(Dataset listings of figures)
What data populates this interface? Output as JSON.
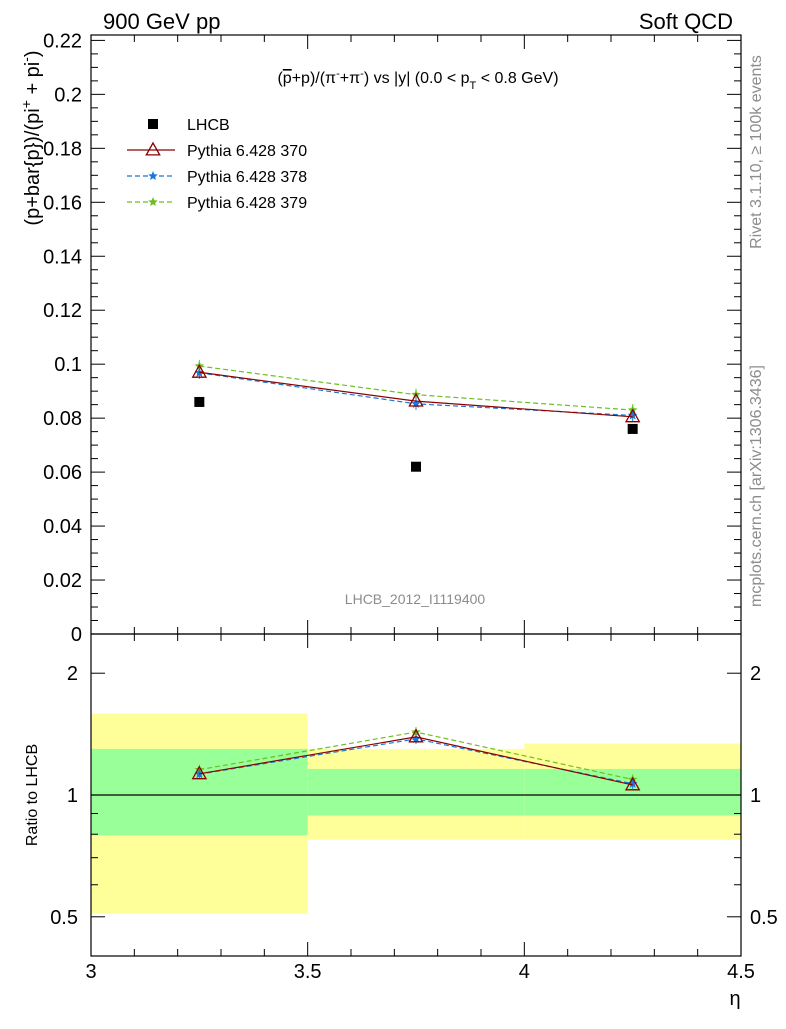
{
  "header": {
    "left": "900 GeV pp",
    "right": "Soft QCD"
  },
  "side_labels": {
    "rivet": "Rivet 3.1.10, ≥ 100k events",
    "mcplots": "mcplots.cern.ch [arXiv:1306.3436]"
  },
  "chart_data": [
    {
      "type": "scatter",
      "title_parts": {
        "lead": "(",
        "pbar": "p",
        "mid": "+p)/(π",
        "sup1": "-",
        "mid2": "+π",
        "sup2": "-",
        "mid3": ") vs |y| (0.0 < p",
        "sub": "T",
        "tail": " < 0.8 GeV)"
      },
      "ylabel_parts": {
        "a": "(p+bar{p})/(pi",
        "sup": "+",
        "b": " + pi",
        "sup2": "-",
        "c": ")"
      },
      "watermark": "LHCB_2012_I1119400",
      "xlim": [
        3.0,
        4.5
      ],
      "ylim": [
        0.0,
        0.222
      ],
      "yticks": [
        0,
        0.02,
        0.04,
        0.06,
        0.08,
        0.1,
        0.12,
        0.14,
        0.16,
        0.18,
        0.2,
        0.22
      ],
      "ytick_labels": [
        "0",
        "0.02",
        "0.04",
        "0.06",
        "0.08",
        "0.1",
        "0.12",
        "0.14",
        "0.16",
        "0.18",
        "0.2",
        "0.22"
      ],
      "legend_position": "top-left",
      "series": [
        {
          "name": "LHCB",
          "color": "#000000",
          "style": "marker-square",
          "x": [
            3.25,
            3.75,
            4.25
          ],
          "y": [
            0.086,
            0.062,
            0.076
          ]
        },
        {
          "name": "Pythia 6.428 370",
          "color": "#8b0000",
          "style": "solid-triangle",
          "x": [
            3.25,
            3.75,
            4.25
          ],
          "y": [
            0.097,
            0.0863,
            0.0805
          ]
        },
        {
          "name": "Pythia 6.428 378",
          "color": "#1a78d8",
          "style": "dashed-star",
          "x": [
            3.25,
            3.75,
            4.25
          ],
          "y": [
            0.0968,
            0.0853,
            0.081
          ]
        },
        {
          "name": "Pythia 6.428 379",
          "color": "#6cbf1f",
          "style": "dashed-star",
          "x": [
            3.25,
            3.75,
            4.25
          ],
          "y": [
            0.0993,
            0.0887,
            0.083
          ]
        }
      ]
    },
    {
      "type": "scatter",
      "ylabel": "Ratio to LHCB",
      "xlabel": "η",
      "scale": "log",
      "ylim": [
        0.4,
        2.5
      ],
      "yticks": [
        0.5,
        1,
        2
      ],
      "ytick_labels": [
        "0.5",
        "1",
        "2"
      ],
      "xticks": [
        3.0,
        3.5,
        4.0,
        4.5
      ],
      "xtick_labels": [
        "3",
        "3.5",
        "4",
        "4.5"
      ],
      "bands": [
        {
          "x": [
            3.0,
            3.5
          ],
          "yellow": [
            0.51,
            1.59
          ],
          "green": [
            0.795,
            1.3
          ]
        },
        {
          "x": [
            3.5,
            4.0
          ],
          "yellow": [
            0.775,
            1.3
          ],
          "green": [
            0.89,
            1.16
          ]
        },
        {
          "x": [
            4.0,
            4.5
          ],
          "yellow": [
            0.775,
            1.34
          ],
          "green": [
            0.89,
            1.16
          ]
        }
      ],
      "series": [
        {
          "name": "Pythia 6.428 370",
          "color": "#8b0000",
          "x": [
            3.25,
            3.75,
            4.25
          ],
          "y": [
            1.128,
            1.392,
            1.059
          ]
        },
        {
          "name": "Pythia 6.428 378",
          "color": "#1a78d8",
          "x": [
            3.25,
            3.75,
            4.25
          ],
          "y": [
            1.126,
            1.376,
            1.066
          ]
        },
        {
          "name": "Pythia 6.428 379",
          "color": "#6cbf1f",
          "x": [
            3.25,
            3.75,
            4.25
          ],
          "y": [
            1.155,
            1.431,
            1.092
          ]
        }
      ]
    }
  ]
}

◆ **OBJECTIVE**: Report the number of lines in the listing that include the string "left"; give nothing but the number.

◆ **ANSWER TO THE TASK**: 2